— START RECORDS PROVIDED —

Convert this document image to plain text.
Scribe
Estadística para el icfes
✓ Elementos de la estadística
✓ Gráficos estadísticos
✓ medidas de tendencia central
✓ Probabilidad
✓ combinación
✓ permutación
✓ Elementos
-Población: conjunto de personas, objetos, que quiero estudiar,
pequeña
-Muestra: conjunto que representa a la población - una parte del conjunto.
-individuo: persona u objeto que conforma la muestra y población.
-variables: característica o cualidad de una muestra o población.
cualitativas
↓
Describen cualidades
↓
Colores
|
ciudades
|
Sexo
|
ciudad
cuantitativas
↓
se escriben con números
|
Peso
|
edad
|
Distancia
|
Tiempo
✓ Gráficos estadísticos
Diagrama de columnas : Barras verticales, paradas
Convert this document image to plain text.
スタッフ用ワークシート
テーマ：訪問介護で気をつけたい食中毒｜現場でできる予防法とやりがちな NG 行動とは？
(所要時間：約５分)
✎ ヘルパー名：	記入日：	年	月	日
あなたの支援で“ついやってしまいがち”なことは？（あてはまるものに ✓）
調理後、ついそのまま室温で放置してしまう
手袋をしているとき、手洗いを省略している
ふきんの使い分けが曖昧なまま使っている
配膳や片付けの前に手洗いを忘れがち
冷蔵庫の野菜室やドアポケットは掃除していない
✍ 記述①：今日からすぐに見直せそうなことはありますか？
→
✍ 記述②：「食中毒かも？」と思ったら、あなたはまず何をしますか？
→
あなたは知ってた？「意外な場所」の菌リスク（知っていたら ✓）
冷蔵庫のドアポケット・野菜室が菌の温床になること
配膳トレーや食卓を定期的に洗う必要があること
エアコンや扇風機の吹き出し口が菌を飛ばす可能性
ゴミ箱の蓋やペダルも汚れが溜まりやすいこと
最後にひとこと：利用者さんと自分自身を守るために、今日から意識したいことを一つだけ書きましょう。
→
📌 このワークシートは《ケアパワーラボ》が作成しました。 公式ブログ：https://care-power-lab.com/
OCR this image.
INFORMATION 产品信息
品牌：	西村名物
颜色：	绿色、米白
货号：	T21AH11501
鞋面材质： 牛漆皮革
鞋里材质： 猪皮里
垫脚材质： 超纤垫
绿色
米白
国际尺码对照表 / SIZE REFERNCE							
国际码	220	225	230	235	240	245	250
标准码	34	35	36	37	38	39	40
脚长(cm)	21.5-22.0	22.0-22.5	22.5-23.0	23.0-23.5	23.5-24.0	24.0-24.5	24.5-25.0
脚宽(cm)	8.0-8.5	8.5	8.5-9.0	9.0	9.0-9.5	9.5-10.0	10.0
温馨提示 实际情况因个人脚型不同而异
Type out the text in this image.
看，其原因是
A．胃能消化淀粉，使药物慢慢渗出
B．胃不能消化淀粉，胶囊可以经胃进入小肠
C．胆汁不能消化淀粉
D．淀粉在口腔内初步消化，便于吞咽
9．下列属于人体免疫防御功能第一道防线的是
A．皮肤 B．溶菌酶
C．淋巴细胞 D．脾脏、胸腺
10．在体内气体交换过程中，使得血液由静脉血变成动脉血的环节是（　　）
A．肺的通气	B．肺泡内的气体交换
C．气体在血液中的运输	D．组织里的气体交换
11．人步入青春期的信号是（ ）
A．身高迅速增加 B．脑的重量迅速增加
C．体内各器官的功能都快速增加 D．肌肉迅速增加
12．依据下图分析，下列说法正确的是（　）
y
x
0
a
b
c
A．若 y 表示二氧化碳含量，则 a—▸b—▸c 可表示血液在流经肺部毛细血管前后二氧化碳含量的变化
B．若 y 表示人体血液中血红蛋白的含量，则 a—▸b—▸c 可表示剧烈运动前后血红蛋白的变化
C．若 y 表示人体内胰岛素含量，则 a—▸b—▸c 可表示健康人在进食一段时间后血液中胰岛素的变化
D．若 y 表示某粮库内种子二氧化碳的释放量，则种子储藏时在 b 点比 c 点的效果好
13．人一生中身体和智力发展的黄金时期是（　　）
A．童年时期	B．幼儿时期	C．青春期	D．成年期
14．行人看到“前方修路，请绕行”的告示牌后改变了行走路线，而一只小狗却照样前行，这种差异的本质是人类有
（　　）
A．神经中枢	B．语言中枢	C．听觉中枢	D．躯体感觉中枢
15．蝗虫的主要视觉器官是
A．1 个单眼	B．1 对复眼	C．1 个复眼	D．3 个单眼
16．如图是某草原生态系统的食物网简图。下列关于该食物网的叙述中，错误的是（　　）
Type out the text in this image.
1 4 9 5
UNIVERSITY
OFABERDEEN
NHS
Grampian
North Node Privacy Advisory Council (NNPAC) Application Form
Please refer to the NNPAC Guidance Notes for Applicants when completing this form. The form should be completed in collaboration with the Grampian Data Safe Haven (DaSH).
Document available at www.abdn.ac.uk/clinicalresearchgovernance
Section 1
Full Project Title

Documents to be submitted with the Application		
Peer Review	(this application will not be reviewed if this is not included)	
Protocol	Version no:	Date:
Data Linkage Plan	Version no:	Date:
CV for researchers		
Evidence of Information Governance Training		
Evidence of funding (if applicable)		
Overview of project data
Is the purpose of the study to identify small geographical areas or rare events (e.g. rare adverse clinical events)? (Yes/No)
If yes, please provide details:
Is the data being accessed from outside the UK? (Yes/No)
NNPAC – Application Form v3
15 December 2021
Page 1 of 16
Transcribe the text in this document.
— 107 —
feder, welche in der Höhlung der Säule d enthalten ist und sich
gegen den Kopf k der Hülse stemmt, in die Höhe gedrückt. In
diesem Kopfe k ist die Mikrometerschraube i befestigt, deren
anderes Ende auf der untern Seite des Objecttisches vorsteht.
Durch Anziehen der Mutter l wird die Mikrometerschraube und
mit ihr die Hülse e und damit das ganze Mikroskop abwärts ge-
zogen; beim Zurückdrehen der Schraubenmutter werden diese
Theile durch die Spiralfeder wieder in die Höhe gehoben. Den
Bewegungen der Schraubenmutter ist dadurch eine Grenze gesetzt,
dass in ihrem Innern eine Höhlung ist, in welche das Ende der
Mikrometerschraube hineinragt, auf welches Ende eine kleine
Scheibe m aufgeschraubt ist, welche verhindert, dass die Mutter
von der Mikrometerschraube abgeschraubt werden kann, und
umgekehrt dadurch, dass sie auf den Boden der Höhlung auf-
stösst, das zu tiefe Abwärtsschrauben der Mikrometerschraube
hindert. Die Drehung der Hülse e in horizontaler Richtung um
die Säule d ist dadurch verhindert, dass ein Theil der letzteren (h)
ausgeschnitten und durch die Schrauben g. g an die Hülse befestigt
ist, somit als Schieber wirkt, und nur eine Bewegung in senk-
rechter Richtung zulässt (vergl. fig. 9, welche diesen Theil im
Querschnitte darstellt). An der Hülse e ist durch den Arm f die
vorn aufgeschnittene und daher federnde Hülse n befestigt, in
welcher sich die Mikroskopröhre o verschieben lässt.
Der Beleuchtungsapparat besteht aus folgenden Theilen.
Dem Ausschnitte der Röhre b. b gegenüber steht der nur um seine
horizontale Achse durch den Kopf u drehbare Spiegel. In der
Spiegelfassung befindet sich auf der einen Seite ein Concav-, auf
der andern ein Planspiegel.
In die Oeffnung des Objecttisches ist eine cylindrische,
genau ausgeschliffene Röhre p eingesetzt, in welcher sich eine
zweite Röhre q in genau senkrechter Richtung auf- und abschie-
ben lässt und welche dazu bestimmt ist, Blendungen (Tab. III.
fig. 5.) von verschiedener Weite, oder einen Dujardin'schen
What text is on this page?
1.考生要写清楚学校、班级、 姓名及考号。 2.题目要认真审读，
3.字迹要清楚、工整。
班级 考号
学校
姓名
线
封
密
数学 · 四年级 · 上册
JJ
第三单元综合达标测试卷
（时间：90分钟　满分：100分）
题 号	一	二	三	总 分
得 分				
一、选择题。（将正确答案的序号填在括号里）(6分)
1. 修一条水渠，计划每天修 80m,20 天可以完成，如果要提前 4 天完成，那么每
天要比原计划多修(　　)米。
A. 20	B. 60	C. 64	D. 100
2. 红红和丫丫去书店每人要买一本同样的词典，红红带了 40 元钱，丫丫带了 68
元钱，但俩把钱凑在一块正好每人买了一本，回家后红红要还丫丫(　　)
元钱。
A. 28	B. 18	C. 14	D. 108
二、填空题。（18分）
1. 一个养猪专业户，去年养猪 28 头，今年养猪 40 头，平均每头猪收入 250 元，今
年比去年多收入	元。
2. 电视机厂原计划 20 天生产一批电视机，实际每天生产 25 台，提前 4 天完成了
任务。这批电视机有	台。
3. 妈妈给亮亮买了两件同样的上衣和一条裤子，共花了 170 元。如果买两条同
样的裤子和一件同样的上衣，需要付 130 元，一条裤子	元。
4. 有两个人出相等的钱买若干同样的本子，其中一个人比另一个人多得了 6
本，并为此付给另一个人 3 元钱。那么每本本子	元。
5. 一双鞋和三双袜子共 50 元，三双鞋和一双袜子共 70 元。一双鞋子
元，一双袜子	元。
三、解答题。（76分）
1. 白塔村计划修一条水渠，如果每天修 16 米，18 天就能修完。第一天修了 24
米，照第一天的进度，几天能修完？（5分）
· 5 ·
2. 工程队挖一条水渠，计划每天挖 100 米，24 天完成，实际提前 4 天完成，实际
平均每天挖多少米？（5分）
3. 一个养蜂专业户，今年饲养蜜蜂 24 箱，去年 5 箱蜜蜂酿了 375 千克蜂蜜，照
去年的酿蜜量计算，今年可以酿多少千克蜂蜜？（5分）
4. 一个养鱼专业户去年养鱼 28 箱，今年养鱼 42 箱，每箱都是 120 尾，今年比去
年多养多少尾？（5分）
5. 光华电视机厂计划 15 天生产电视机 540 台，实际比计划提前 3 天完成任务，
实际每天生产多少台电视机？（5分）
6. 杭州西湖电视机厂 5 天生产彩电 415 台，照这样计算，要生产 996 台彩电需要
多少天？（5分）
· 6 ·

— END RECORDS PROVIDED —

• _WHAT THE TASK REQUIRES_
Find the line that contains "What text is on this page?" in the listing above. Retype it and every line after it up to the last, exactly, and nothing else.

• _RESULT OF THE EXERCISE_
What text is on this page?
1.考生要写清楚学校、班级、 姓名及考号。 2.题目要认真审读，
3.字迹要清楚、工整。
班级 考号
学校
姓名
线
封
密
数学 · 四年级 · 上册
JJ
第三单元综合达标测试卷
（时间：90分钟　满分：100分）
题 号	一	二	三	总 分
得 分				
一、选择题。（将正确答案的序号填在括号里）(6分)
1. 修一条水渠，计划每天修 80m,20 天可以完成，如果要提前 4 天完成，那么每
天要比原计划多修(　　)米。
A. 20	B. 60	C. 64	D. 100
2. 红红和丫丫去书店每人要买一本同样的词典，红红带了 40 元钱，丫丫带了 68
元钱，但俩把钱凑在一块正好每人买了一本，回家后红红要还丫丫(　　)
元钱。
A. 28	B. 18	C. 14	D. 108
二、填空题。（18分）
1. 一个养猪专业户，去年养猪 28 头，今年养猪 40 头，平均每头猪收入 250 元，今
年比去年多收入	元。
2. 电视机厂原计划 20 天生产一批电视机，实际每天生产 25 台，提前 4 天完成了
任务。这批电视机有	台。
3. 妈妈给亮亮买了两件同样的上衣和一条裤子，共花了 170 元。如果买两条同
样的裤子和一件同样的上衣，需要付 130 元，一条裤子	元。
4. 有两个人出相等的钱买若干同样的本子，其中一个人比另一个人多得了 6
本，并为此付给另一个人 3 元钱。那么每本本子	元。
5. 一双鞋和三双袜子共 50 元，三双鞋和一双袜子共 70 元。一双鞋子
元，一双袜子	元。
三、解答题。（76分）
1. 白塔村计划修一条水渠，如果每天修 16 米，18 天就能修完。第一天修了 24
米，照第一天的进度，几天能修完？（5分）
· 5 ·
2. 工程队挖一条水渠，计划每天挖 100 米，24 天完成，实际提前 4 天完成，实际
平均每天挖多少米？（5分）
3. 一个养蜂专业户，今年饲养蜜蜂 24 箱，去年 5 箱蜜蜂酿了 375 千克蜂蜜，照
去年的酿蜜量计算，今年可以酿多少千克蜂蜜？（5分）
4. 一个养鱼专业户去年养鱼 28 箱，今年养鱼 42 箱，每箱都是 120 尾，今年比去
年多养多少尾？（5分）
5. 光华电视机厂计划 15 天生产电视机 540 台，实际比计划提前 3 天完成任务，
实际每天生产多少台电视机？（5分）
6. 杭州西湖电视机厂 5 天生产彩电 415 台，照这样计算，要生产 996 台彩电需要
多少天？（5分）
· 6 ·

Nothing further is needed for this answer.